Filter the records below for the word "الرحمن". Copy each line that holds it.

· · · · · · ·

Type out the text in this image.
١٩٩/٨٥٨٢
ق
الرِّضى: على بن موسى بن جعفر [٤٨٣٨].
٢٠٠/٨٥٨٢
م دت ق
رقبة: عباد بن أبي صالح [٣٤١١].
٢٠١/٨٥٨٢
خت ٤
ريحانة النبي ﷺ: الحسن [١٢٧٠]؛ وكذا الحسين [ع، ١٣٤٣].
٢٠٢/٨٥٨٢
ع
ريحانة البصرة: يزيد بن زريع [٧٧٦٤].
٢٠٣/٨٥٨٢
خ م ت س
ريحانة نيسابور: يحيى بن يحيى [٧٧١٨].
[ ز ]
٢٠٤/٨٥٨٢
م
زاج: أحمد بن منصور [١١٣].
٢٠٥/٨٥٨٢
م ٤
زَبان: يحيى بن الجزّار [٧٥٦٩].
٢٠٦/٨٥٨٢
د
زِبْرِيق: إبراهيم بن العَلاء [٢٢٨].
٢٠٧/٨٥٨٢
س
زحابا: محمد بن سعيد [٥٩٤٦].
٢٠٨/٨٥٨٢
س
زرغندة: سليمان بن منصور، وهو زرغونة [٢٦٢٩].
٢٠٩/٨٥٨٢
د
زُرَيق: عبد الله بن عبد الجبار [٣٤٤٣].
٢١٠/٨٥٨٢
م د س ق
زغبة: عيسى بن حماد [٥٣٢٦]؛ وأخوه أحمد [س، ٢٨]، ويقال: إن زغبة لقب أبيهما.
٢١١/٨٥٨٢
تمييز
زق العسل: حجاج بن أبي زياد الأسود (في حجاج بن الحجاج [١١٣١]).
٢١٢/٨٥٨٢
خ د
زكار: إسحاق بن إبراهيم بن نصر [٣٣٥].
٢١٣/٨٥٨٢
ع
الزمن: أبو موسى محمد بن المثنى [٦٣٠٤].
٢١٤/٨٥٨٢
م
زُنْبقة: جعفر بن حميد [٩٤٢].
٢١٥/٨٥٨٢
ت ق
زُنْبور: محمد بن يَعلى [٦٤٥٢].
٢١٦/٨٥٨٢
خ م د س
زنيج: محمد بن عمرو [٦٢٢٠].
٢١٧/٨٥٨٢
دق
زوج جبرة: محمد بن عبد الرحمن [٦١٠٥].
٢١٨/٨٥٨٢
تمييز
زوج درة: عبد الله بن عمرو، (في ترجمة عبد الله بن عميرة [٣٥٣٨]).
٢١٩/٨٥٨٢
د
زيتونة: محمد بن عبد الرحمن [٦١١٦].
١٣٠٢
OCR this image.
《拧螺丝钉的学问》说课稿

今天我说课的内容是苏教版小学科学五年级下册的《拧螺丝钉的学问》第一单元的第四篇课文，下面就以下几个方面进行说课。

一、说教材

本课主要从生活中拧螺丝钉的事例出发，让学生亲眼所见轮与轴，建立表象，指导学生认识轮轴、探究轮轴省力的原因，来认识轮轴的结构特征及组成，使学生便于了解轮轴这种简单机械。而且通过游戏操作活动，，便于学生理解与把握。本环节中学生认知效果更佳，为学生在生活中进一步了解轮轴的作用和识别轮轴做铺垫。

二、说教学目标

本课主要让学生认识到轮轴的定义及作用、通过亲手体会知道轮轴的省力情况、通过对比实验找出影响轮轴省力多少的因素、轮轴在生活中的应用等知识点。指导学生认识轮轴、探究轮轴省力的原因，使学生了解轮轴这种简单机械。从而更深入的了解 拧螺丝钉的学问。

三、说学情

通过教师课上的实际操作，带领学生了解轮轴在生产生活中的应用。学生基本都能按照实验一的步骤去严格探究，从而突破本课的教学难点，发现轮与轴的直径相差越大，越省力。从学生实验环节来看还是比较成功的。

· · · · · · ·

### Solution
زوج جبرة: محمد بن عبد الرحمن [٦١٠٥].
زيتونة: محمد بن عبد الرحمن [٦١١٦].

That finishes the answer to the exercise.